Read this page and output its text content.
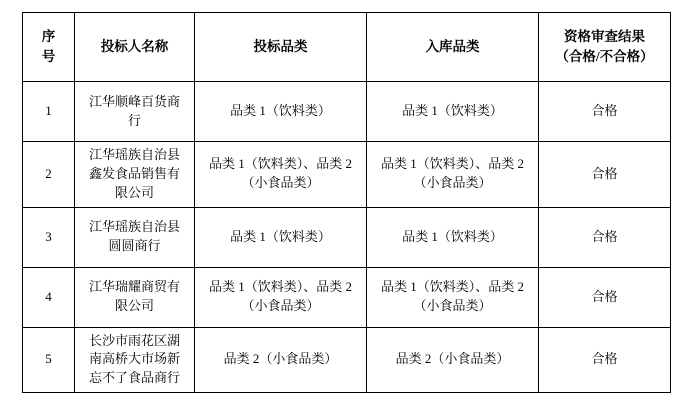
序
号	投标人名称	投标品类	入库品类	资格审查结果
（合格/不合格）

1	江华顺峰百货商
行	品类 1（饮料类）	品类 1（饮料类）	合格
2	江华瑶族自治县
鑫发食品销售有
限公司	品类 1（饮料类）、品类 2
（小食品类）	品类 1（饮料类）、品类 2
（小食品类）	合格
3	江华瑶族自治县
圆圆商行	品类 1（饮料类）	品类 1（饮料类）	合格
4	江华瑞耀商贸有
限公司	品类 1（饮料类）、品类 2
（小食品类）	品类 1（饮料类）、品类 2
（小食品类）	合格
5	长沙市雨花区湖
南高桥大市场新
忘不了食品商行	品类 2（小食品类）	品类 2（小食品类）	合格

■ BRIEF
Give every record again exactly, apart from the pictures, which stay out.

■ WRITTEN RESPONSE
Read this page and output its text content.
序
号	投标人名称	投标品类	入库品类	资格审查结果
（合格/不合格）

1	江华顺峰百货商
行	品类 1（饮料类）	品类 1（饮料类）	合格
2	江华瑶族自治县
鑫发食品销售有
限公司	品类 1（饮料类）、品类 2
（小食品类）	品类 1（饮料类）、品类 2
（小食品类）	合格
3	江华瑶族自治县
圆圆商行	品类 1（饮料类）	品类 1（饮料类）	合格
4	江华瑞耀商贸有
限公司	品类 1（饮料类）、品类 2
（小食品类）	品类 1（饮料类）、品类 2
（小食品类）	合格
5	长沙市雨花区湖
南高桥大市场新
忘不了食品商行	品类 2（小食品类）	品类 2（小食品类）	合格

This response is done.